* [What the task asks] Copy the records below exactly, leaving out any pictures.

* [Provided data]
((

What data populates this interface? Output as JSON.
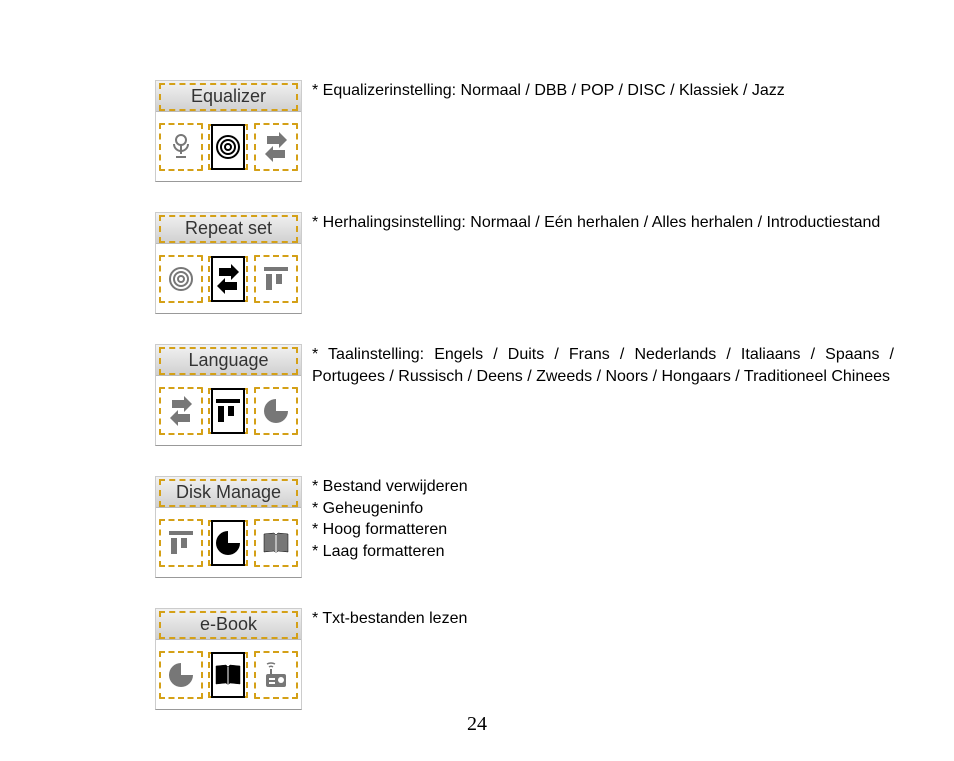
{
  "page_number": "24",
  "sections": [
    {
      "title": "Equalizer",
      "desc": [
        "Equalizerinstelling: Normaal / DBB / POP / DISC / Klassiek / Jazz"
      ],
      "icons": [
        "mic",
        "target",
        "swap"
      ],
      "sel": 1,
      "dash": [
        0,
        2
      ],
      "header_dash": true
    },
    {
      "title": "Repeat set",
      "desc": [
        "Herhalingsinstelling: Normaal / Eén herhalen / Alles herhalen / Introductiestand"
      ],
      "icons": [
        "target",
        "swap",
        "bars"
      ],
      "sel": 1,
      "dash": [
        0,
        2
      ],
      "header_dash": true
    },
    {
      "title": "Language",
      "desc": [
        "Taalinstelling: Engels / Duits / Frans / Nederlands / Italiaans / Spaans / Portugees / Russisch / Deens / Zweeds / Noors / Hongaars / Traditioneel Chinees"
      ],
      "icons": [
        "swap",
        "bars",
        "pac"
      ],
      "sel": 1,
      "dash": [
        0,
        2
      ],
      "header_dash": true
    },
    {
      "title": "Disk Manage",
      "desc": [
        "Bestand verwijderen",
        "Geheugeninfo",
        "Hoog formatteren",
        "Laag formatteren"
      ],
      "icons": [
        "bars",
        "pac",
        "book"
      ],
      "sel": 1,
      "dash": [
        0,
        2
      ],
      "header_dash": true
    },
    {
      "title": "e-Book",
      "desc": [
        "Txt-bestanden lezen"
      ],
      "icons": [
        "pac",
        "book",
        "radio"
      ],
      "sel": 1,
      "dash": [
        0,
        2
      ],
      "header_dash": true
    }
  ]
}
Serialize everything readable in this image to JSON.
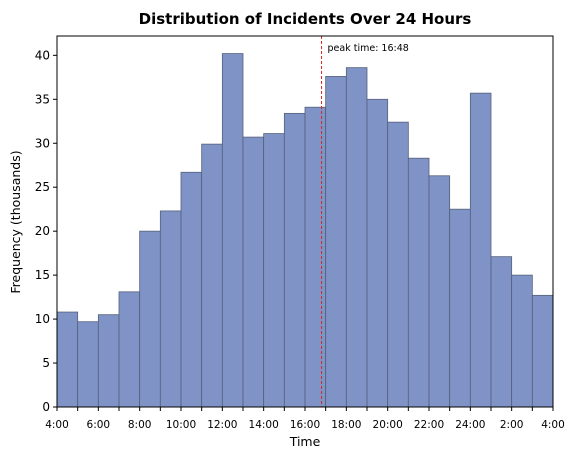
{
  "chart_data": {
    "type": "bar",
    "title": "Distribution of Incidents Over 24 Hours",
    "xlabel": "Time",
    "ylabel": "Frequency (thousands)",
    "x_range_hours": [
      4,
      28
    ],
    "ylim": [
      0,
      42.2
    ],
    "yticks": [
      0,
      5,
      10,
      15,
      20,
      25,
      30,
      35,
      40
    ],
    "xtick_labels": [
      "4:00",
      "6:00",
      "8:00",
      "10:00",
      "12:00",
      "14:00",
      "16:00",
      "18:00",
      "20:00",
      "22:00",
      "24:00",
      "2:00",
      "4:00"
    ],
    "xtick_hours": [
      4,
      6,
      8,
      10,
      12,
      14,
      16,
      18,
      20,
      22,
      24,
      26,
      28
    ],
    "bin_start_hours": [
      4,
      5,
      6,
      7,
      8,
      9,
      10,
      11,
      12,
      13,
      14,
      15,
      16,
      17,
      18,
      19,
      20,
      21,
      22,
      23,
      24,
      25,
      26,
      27
    ],
    "bin_width_hours": 1,
    "values": [
      10.8,
      9.7,
      10.5,
      13.1,
      20.0,
      22.3,
      26.7,
      29.9,
      40.2,
      30.7,
      31.1,
      33.4,
      34.1,
      37.6,
      38.6,
      35.0,
      32.4,
      28.3,
      26.3,
      22.5,
      35.7,
      17.1,
      15.0,
      12.7
    ],
    "bar_color": "#7f93c6",
    "bar_edge_color": "#55607a",
    "grid": false,
    "annotation": {
      "text": "peak time: 16:48",
      "x_hour": 16.8,
      "line_color": "#d62728",
      "line_style": "dashed"
    }
  }
}
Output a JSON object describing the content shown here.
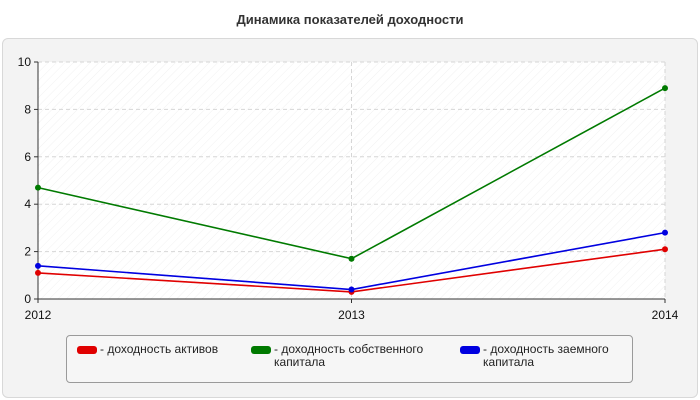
{
  "page_title": "Динамика показателей доходности",
  "chart_data": {
    "type": "line",
    "title": "Динамика показателей доходности",
    "x": [
      "2012",
      "2013",
      "2014"
    ],
    "ylim": [
      0,
      10
    ],
    "yticks": [
      "0",
      "2",
      "4",
      "6",
      "8",
      "10"
    ],
    "grid": true,
    "legend_position": "bottom",
    "series": [
      {
        "name": "доходность активов",
        "label": "- доходность активов",
        "color": "#e00000",
        "values": [
          1.1,
          0.3,
          2.1
        ]
      },
      {
        "name": "доходность собственного капитала",
        "label": "- доходность собственного\nкапитала",
        "color": "#007a00",
        "values": [
          4.7,
          1.7,
          8.9
        ]
      },
      {
        "name": "доходность заемного капитала",
        "label": "- доходность заемного\nкапитала",
        "color": "#0000e0",
        "values": [
          1.4,
          0.4,
          2.8
        ]
      }
    ]
  }
}
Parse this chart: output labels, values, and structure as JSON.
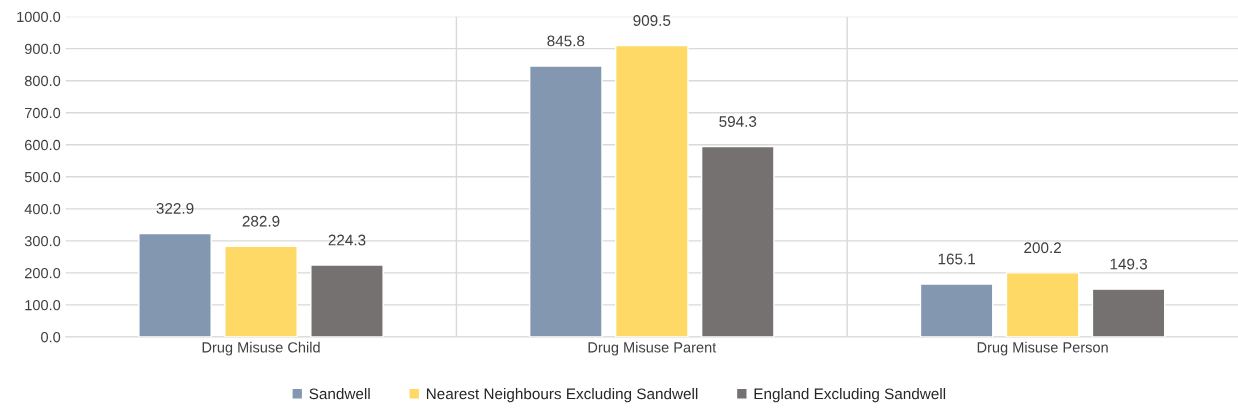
{
  "chart_data": {
    "type": "bar",
    "categories": [
      "Drug Misuse Child",
      "Drug Misuse Parent",
      "Drug Misuse Person"
    ],
    "series": [
      {
        "name": "Sandwell",
        "color": "#8497b0",
        "values": [
          322.9,
          845.8,
          165.1
        ]
      },
      {
        "name": "Nearest Neighbours Excluding Sandwell",
        "color": "#ffd966",
        "values": [
          282.9,
          909.5,
          200.2
        ]
      },
      {
        "name": "England Excluding Sandwell",
        "color": "#757171",
        "values": [
          224.3,
          594.3,
          149.3
        ]
      }
    ],
    "ylim": [
      0,
      1000
    ],
    "yticks": [
      {
        "value": 0,
        "label": "0.0"
      },
      {
        "value": 100,
        "label": "100.0"
      },
      {
        "value": 200,
        "label": "200.0"
      },
      {
        "value": 300,
        "label": "300.0"
      },
      {
        "value": 400,
        "label": "400.0"
      },
      {
        "value": 500,
        "label": "500.0"
      },
      {
        "value": 600,
        "label": "600.0"
      },
      {
        "value": 700,
        "label": "700.0"
      },
      {
        "value": 800,
        "label": "800.0"
      },
      {
        "value": 900,
        "label": "900.0"
      },
      {
        "value": 1000,
        "label": "1000.0"
      }
    ],
    "grid": true,
    "legend": "bottom",
    "data_labels": true
  }
}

))

* [In response]
What data populates this interface? Output as JSON.
{
  "page_number": "24",
  "sections": [
    {
      "title": "Equalizer",
      "desc": [
        "Equalizerinstelling: Normaal / DBB / POP / DISC / Klassiek / Jazz"
      ],
      "icons": [
        "mic",
        "target",
        "swap"
      ],
      "sel": 1,
      "dash": [
        0,
        2
      ],
      "header_dash": true
    },
    {
      "title": "Repeat set",
      "desc": [
        "Herhalingsinstelling: Normaal / Eén herhalen / Alles herhalen / Introductiestand"
      ],
      "icons": [
        "target",
        "swap",
        "bars"
      ],
      "sel": 1,
      "dash": [
        0,
        2
      ],
      "header_dash": true
    },
    {
      "title": "Language",
      "desc": [
        "Taalinstelling: Engels / Duits / Frans / Nederlands / Italiaans / Spaans / Portugees / Russisch / Deens / Zweeds / Noors / Hongaars / Traditioneel Chinees"
      ],
      "icons": [
        "swap",
        "bars",
        "pac"
      ],
      "sel": 1,
      "dash": [
        0,
        2
      ],
      "header_dash": true
    },
    {
      "title": "Disk Manage",
      "desc": [
        "Bestand verwijderen",
        "Geheugeninfo",
        "Hoog formatteren",
        "Laag formatteren"
      ],
      "icons": [
        "bars",
        "pac",
        "book"
      ],
      "sel": 1,
      "dash": [
        0,
        2
      ],
      "header_dash": true
    },
    {
      "title": "e-Book",
      "desc": [
        "Txt-bestanden lezen"
      ],
      "icons": [
        "pac",
        "book",
        "radio"
      ],
      "sel": 1,
      "dash": [
        0,
        2
      ],
      "header_dash": true
    }
  ]
}
Serialize everything readable in this image to JSON.
{
  "chart_data": {
    "type": "bar",
    "title": "Distribution of Incidents Over 24 Hours",
    "xlabel": "Time",
    "ylabel": "Frequency (thousands)",
    "x_range_hours": [
      4,
      28
    ],
    "ylim": [
      0,
      42.2
    ],
    "yticks": [
      0,
      5,
      10,
      15,
      20,
      25,
      30,
      35,
      40
    ],
    "xtick_labels": [
      "4:00",
      "6:00",
      "8:00",
      "10:00",
      "12:00",
      "14:00",
      "16:00",
      "18:00",
      "20:00",
      "22:00",
      "24:00",
      "2:00",
      "4:00"
    ],
    "xtick_hours": [
      4,
      6,
      8,
      10,
      12,
      14,
      16,
      18,
      20,
      22,
      24,
      26,
      28
    ],
    "bin_start_hours": [
      4,
      5,
      6,
      7,
      8,
      9,
      10,
      11,
      12,
      13,
      14,
      15,
      16,
      17,
      18,
      19,
      20,
      21,
      22,
      23,
      24,
      25,
      26,
      27
    ],
    "bin_width_hours": 1,
    "values": [
      10.8,
      9.7,
      10.5,
      13.1,
      20.0,
      22.3,
      26.7,
      29.9,
      40.2,
      30.7,
      31.1,
      33.4,
      34.1,
      37.6,
      38.6,
      35.0,
      32.4,
      28.3,
      26.3,
      22.5,
      35.7,
      17.1,
      15.0,
      12.7
    ],
    "bar_color": "#7f93c6",
    "bar_edge_color": "#55607a",
    "grid": false,
    "annotation": {
      "text": "peak time: 16:48",
      "x_hour": 16.8,
      "line_color": "#d62728",
      "line_style": "dashed"
    }
  }
}
Output a JSON object describing the content shown here.
{
  "page_title": "Динамика показателей доходности",
  "chart_data": {
    "type": "line",
    "title": "Динамика показателей доходности",
    "x": [
      "2012",
      "2013",
      "2014"
    ],
    "ylim": [
      0,
      10
    ],
    "yticks": [
      "0",
      "2",
      "4",
      "6",
      "8",
      "10"
    ],
    "grid": true,
    "legend_position": "bottom",
    "series": [
      {
        "name": "доходность активов",
        "label": "- доходность активов",
        "color": "#e00000",
        "values": [
          1.1,
          0.3,
          2.1
        ]
      },
      {
        "name": "доходность собственного капитала",
        "label": "- доходность собственного\nкапитала",
        "color": "#007a00",
        "values": [
          4.7,
          1.7,
          8.9
        ]
      },
      {
        "name": "доходность заемного капитала",
        "label": "- доходность заемного\nкапитала",
        "color": "#0000e0",
        "values": [
          1.4,
          0.4,
          2.8
        ]
      }
    ]
  }
}
Parse this chart: output labels, values, and structure as JSON.
{
  "chart_data": {
    "type": "bar",
    "categories": [
      "Drug Misuse Child",
      "Drug Misuse Parent",
      "Drug Misuse Person"
    ],
    "series": [
      {
        "name": "Sandwell",
        "color": "#8497b0",
        "values": [
          322.9,
          845.8,
          165.1
        ]
      },
      {
        "name": "Nearest Neighbours Excluding Sandwell",
        "color": "#ffd966",
        "values": [
          282.9,
          909.5,
          200.2
        ]
      },
      {
        "name": "England Excluding Sandwell",
        "color": "#757171",
        "values": [
          224.3,
          594.3,
          149.3
        ]
      }
    ],
    "ylim": [
      0,
      1000
    ],
    "yticks": [
      {
        "value": 0,
        "label": "0.0"
      },
      {
        "value": 100,
        "label": "100.0"
      },
      {
        "value": 200,
        "label": "200.0"
      },
      {
        "value": 300,
        "label": "300.0"
      },
      {
        "value": 400,
        "label": "400.0"
      },
      {
        "value": 500,
        "label": "500.0"
      },
      {
        "value": 600,
        "label": "600.0"
      },
      {
        "value": 700,
        "label": "700.0"
      },
      {
        "value": 800,
        "label": "800.0"
      },
      {
        "value": 900,
        "label": "900.0"
      },
      {
        "value": 1000,
        "label": "1000.0"
      }
    ],
    "grid": true,
    "legend": "bottom",
    "data_labels": true
  }
}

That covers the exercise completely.